Structured figure records:
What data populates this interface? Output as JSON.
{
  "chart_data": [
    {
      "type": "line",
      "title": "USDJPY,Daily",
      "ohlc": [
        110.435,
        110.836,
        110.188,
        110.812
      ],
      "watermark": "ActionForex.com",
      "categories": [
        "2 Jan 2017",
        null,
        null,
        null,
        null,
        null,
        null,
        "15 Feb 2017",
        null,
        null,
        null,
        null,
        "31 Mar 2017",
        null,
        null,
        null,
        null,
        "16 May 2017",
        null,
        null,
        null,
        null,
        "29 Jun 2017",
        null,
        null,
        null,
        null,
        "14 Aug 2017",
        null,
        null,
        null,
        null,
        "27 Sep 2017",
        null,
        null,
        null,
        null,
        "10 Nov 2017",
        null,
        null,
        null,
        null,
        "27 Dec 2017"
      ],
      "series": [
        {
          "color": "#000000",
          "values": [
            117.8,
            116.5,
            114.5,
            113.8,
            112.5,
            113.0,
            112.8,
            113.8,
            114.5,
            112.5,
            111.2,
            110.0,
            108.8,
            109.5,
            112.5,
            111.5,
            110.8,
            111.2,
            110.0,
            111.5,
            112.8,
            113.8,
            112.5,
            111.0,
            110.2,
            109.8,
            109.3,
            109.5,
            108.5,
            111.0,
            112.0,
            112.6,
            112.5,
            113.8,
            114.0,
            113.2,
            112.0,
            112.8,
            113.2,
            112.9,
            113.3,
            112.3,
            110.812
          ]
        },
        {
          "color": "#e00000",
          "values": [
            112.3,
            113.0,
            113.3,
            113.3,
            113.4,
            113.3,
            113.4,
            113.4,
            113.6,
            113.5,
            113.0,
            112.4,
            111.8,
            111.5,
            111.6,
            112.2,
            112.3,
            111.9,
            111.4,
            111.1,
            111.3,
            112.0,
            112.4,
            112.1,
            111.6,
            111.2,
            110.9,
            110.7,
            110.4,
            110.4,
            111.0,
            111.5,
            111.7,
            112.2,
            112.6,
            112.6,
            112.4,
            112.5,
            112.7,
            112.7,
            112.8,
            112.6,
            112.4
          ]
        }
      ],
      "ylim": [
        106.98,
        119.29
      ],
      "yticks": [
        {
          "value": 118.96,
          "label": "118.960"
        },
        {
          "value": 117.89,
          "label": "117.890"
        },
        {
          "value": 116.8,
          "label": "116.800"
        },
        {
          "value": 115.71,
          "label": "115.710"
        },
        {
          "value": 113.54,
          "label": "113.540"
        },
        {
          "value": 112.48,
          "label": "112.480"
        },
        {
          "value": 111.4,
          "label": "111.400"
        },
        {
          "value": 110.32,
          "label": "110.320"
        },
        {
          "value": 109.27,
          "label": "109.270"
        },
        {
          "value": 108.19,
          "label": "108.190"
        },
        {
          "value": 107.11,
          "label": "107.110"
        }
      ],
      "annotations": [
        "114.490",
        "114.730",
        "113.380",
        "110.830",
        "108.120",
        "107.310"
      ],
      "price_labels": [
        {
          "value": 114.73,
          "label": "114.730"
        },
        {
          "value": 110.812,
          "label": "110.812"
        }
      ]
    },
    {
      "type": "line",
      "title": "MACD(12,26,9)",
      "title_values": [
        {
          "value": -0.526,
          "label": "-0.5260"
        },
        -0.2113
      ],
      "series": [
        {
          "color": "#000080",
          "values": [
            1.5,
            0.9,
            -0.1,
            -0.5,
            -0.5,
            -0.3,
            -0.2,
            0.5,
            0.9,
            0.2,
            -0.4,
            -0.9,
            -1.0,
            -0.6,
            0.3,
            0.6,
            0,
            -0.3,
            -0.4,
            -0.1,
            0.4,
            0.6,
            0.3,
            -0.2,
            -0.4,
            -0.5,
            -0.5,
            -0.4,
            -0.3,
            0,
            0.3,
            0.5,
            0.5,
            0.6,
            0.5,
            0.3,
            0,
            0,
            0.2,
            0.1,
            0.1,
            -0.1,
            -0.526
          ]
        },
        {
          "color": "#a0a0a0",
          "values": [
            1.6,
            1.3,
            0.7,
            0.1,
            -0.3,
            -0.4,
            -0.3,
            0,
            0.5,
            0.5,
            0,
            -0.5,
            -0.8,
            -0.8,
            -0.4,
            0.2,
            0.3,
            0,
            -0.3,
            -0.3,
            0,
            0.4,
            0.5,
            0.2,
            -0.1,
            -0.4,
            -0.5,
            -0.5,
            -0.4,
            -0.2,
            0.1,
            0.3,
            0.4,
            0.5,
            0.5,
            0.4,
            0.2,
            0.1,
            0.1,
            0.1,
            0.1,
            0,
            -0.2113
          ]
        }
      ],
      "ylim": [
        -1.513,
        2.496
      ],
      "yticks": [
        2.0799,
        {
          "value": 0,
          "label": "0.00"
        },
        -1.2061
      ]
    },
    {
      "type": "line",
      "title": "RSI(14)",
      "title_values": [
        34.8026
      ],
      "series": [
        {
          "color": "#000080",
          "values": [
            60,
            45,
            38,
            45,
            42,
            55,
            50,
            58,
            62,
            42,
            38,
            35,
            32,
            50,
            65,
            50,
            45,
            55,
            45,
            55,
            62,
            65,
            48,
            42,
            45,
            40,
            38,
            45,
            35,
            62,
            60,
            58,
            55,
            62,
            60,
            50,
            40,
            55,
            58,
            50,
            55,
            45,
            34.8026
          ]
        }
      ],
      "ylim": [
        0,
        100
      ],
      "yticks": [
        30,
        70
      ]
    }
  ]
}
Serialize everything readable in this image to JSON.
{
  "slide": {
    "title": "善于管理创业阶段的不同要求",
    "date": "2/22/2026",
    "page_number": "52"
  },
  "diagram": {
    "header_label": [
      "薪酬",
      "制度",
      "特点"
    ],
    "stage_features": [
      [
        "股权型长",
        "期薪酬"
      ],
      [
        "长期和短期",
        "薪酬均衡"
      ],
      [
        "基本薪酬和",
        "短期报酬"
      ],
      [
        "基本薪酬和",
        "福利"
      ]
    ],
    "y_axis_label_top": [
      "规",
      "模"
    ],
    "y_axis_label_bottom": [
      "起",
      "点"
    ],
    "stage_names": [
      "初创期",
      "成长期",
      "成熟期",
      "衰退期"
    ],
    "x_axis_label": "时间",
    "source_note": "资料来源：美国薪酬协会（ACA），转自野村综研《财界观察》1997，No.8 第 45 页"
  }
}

__GOAL OF THE EXERCISE__
Copy each record from above exactly, and include every line.

__TASK RESULT__
What data populates this interface? Output as JSON.
{
  "chart_data": [
    {
      "type": "line",
      "title": "USDJPY,Daily",
      "ohlc": [
        110.435,
        110.836,
        110.188,
        110.812
      ],
      "watermark": "ActionForex.com",
      "categories": [
        "2 Jan 2017",
        null,
        null,
        null,
        null,
        null,
        null,
        "15 Feb 2017",
        null,
        null,
        null,
        null,
        "31 Mar 2017",
        null,
        null,
        null,
        null,
        "16 May 2017",
        null,
        null,
        null,
        null,
        "29 Jun 2017",
        null,
        null,
        null,
        null,
        "14 Aug 2017",
        null,
        null,
        null,
        null,
        "27 Sep 2017",
        null,
        null,
        null,
        null,
        "10 Nov 2017",
        null,
        null,
        null,
        null,
        "27 Dec 2017"
      ],
      "series": [
        {
          "color": "#000000",
          "values": [
            117.8,
            116.5,
            114.5,
            113.8,
            112.5,
            113.0,
            112.8,
            113.8,
            114.5,
            112.5,
            111.2,
            110.0,
            108.8,
            109.5,
            112.5,
            111.5,
            110.8,
            111.2,
            110.0,
            111.5,
            112.8,
            113.8,
            112.5,
            111.0,
            110.2,
            109.8,
            109.3,
            109.5,
            108.5,
            111.0,
            112.0,
            112.6,
            112.5,
            113.8,
            114.0,
            113.2,
            112.0,
            112.8,
            113.2,
            112.9,
            113.3,
            112.3,
            110.812
          ]
        },
        {
          "color": "#e00000",
          "values": [
            112.3,
            113.0,
            113.3,
            113.3,
            113.4,
            113.3,
            113.4,
            113.4,
            113.6,
            113.5,
            113.0,
            112.4,
            111.8,
            111.5,
            111.6,
            112.2,
            112.3,
            111.9,
            111.4,
            111.1,
            111.3,
            112.0,
            112.4,
            112.1,
            111.6,
            111.2,
            110.9,
            110.7,
            110.4,
            110.4,
            111.0,
            111.5,
            111.7,
            112.2,
            112.6,
            112.6,
            112.4,
            112.5,
            112.7,
            112.7,
            112.8,
            112.6,
            112.4
          ]
        }
      ],
      "ylim": [
        106.98,
        119.29
      ],
      "yticks": [
        {
          "value": 118.96,
          "label": "118.960"
        },
        {
          "value": 117.89,
          "label": "117.890"
        },
        {
          "value": 116.8,
          "label": "116.800"
        },
        {
          "value": 115.71,
          "label": "115.710"
        },
        {
          "value": 113.54,
          "label": "113.540"
        },
        {
          "value": 112.48,
          "label": "112.480"
        },
        {
          "value": 111.4,
          "label": "111.400"
        },
        {
          "value": 110.32,
          "label": "110.320"
        },
        {
          "value": 109.27,
          "label": "109.270"
        },
        {
          "value": 108.19,
          "label": "108.190"
        },
        {
          "value": 107.11,
          "label": "107.110"
        }
      ],
      "annotations": [
        "114.490",
        "114.730",
        "113.380",
        "110.830",
        "108.120",
        "107.310"
      ],
      "price_labels": [
        {
          "value": 114.73,
          "label": "114.730"
        },
        {
          "value": 110.812,
          "label": "110.812"
        }
      ]
    },
    {
      "type": "line",
      "title": "MACD(12,26,9)",
      "title_values": [
        {
          "value": -0.526,
          "label": "-0.5260"
        },
        -0.2113
      ],
      "series": [
        {
          "color": "#000080",
          "values": [
            1.5,
            0.9,
            -0.1,
            -0.5,
            -0.5,
            -0.3,
            -0.2,
            0.5,
            0.9,
            0.2,
            -0.4,
            -0.9,
            -1.0,
            -0.6,
            0.3,
            0.6,
            0,
            -0.3,
            -0.4,
            -0.1,
            0.4,
            0.6,
            0.3,
            -0.2,
            -0.4,
            -0.5,
            -0.5,
            -0.4,
            -0.3,
            0,
            0.3,
            0.5,
            0.5,
            0.6,
            0.5,
            0.3,
            0,
            0,
            0.2,
            0.1,
            0.1,
            -0.1,
            -0.526
          ]
        },
        {
          "color": "#a0a0a0",
          "values": [
            1.6,
            1.3,
            0.7,
            0.1,
            -0.3,
            -0.4,
            -0.3,
            0,
            0.5,
            0.5,
            0,
            -0.5,
            -0.8,
            -0.8,
            -0.4,
            0.2,
            0.3,
            0,
            -0.3,
            -0.3,
            0,
            0.4,
            0.5,
            0.2,
            -0.1,
            -0.4,
            -0.5,
            -0.5,
            -0.4,
            -0.2,
            0.1,
            0.3,
            0.4,
            0.5,
            0.5,
            0.4,
            0.2,
            0.1,
            0.1,
            0.1,
            0.1,
            0,
            -0.2113
          ]
        }
      ],
      "ylim": [
        -1.513,
        2.496
      ],
      "yticks": [
        2.0799,
        {
          "value": 0,
          "label": "0.00"
        },
        -1.2061
      ]
    },
    {
      "type": "line",
      "title": "RSI(14)",
      "title_values": [
        34.8026
      ],
      "series": [
        {
          "color": "#000080",
          "values": [
            60,
            45,
            38,
            45,
            42,
            55,
            50,
            58,
            62,
            42,
            38,
            35,
            32,
            50,
            65,
            50,
            45,
            55,
            45,
            55,
            62,
            65,
            48,
            42,
            45,
            40,
            38,
            45,
            35,
            62,
            60,
            58,
            55,
            62,
            60,
            50,
            40,
            55,
            58,
            50,
            55,
            45,
            34.8026
          ]
        }
      ],
      "ylim": [
        0,
        100
      ],
      "yticks": [
        30,
        70
      ]
    }
  ]
}
Serialize everything readable in this image to JSON.
{
  "slide": {
    "title": "善于管理创业阶段的不同要求",
    "date": "2/22/2026",
    "page_number": "52"
  },
  "diagram": {
    "header_label": [
      "薪酬",
      "制度",
      "特点"
    ],
    "stage_features": [
      [
        "股权型长",
        "期薪酬"
      ],
      [
        "长期和短期",
        "薪酬均衡"
      ],
      [
        "基本薪酬和",
        "短期报酬"
      ],
      [
        "基本薪酬和",
        "福利"
      ]
    ],
    "y_axis_label_top": [
      "规",
      "模"
    ],
    "y_axis_label_bottom": [
      "起",
      "点"
    ],
    "stage_names": [
      "初创期",
      "成长期",
      "成熟期",
      "衰退期"
    ],
    "x_axis_label": "时间",
    "source_note": "资料来源：美国薪酬协会（ACA），转自野村综研《财界观察》1997，No.8 第 45 页"
  }
}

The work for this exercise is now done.